▸ **Task instructions**:
Extract the listing in its entirety, keeping each line identical to the original.

──────────

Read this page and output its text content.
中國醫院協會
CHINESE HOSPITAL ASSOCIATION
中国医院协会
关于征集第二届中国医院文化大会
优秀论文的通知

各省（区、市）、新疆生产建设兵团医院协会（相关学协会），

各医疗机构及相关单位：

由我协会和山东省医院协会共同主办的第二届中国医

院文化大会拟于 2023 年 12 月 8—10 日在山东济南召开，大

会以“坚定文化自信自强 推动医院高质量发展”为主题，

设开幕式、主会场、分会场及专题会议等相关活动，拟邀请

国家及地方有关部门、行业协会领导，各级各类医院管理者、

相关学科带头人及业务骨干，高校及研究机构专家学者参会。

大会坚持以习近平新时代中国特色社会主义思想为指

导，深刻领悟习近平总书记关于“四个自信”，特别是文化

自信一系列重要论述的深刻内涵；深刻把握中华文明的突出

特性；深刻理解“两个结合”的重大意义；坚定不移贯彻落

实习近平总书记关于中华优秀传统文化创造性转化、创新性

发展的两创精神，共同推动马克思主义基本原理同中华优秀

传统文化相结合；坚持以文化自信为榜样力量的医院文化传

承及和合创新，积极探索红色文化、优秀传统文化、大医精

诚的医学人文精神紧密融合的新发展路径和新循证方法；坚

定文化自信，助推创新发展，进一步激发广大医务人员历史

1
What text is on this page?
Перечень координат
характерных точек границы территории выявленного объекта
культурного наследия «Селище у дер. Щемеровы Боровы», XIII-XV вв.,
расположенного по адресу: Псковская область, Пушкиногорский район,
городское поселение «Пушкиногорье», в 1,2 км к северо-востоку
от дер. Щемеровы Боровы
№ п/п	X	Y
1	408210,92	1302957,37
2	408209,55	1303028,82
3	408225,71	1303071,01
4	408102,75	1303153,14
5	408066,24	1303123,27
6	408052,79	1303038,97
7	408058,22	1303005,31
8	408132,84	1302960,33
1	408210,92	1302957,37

──────────

▸ **Task output**:
Read this page and output its text content.
中國醫院協會
CHINESE HOSPITAL ASSOCIATION
中国医院协会
关于征集第二届中国医院文化大会
优秀论文的通知

各省（区、市）、新疆生产建设兵团医院协会（相关学协会），

各医疗机构及相关单位：

由我协会和山东省医院协会共同主办的第二届中国医

院文化大会拟于 2023 年 12 月 8—10 日在山东济南召开，大

会以“坚定文化自信自强 推动医院高质量发展”为主题，

设开幕式、主会场、分会场及专题会议等相关活动，拟邀请

国家及地方有关部门、行业协会领导，各级各类医院管理者、

相关学科带头人及业务骨干，高校及研究机构专家学者参会。

大会坚持以习近平新时代中国特色社会主义思想为指

导，深刻领悟习近平总书记关于“四个自信”，特别是文化

自信一系列重要论述的深刻内涵；深刻把握中华文明的突出

特性；深刻理解“两个结合”的重大意义；坚定不移贯彻落

实习近平总书记关于中华优秀传统文化创造性转化、创新性

发展的两创精神，共同推动马克思主义基本原理同中华优秀

传统文化相结合；坚持以文化自信为榜样力量的医院文化传

承及和合创新，积极探索红色文化、优秀传统文化、大医精

诚的医学人文精神紧密融合的新发展路径和新循证方法；坚

定文化自信，助推创新发展，进一步激发广大医务人员历史

1
What text is on this page?
Перечень координат
характерных точек границы территории выявленного объекта
культурного наследия «Селище у дер. Щемеровы Боровы», XIII-XV вв.,
расположенного по адресу: Псковская область, Пушкиногорский район,
городское поселение «Пушкиногорье», в 1,2 км к северо-востоку
от дер. Щемеровы Боровы
№ п/п	X	Y
1	408210,92	1302957,37
2	408209,55	1303028,82
3	408225,71	1303071,01
4	408102,75	1303153,14
5	408066,24	1303123,27
6	408052,79	1303038,97
7	408058,22	1303005,31
8	408132,84	1302960,33
1	408210,92	1302957,37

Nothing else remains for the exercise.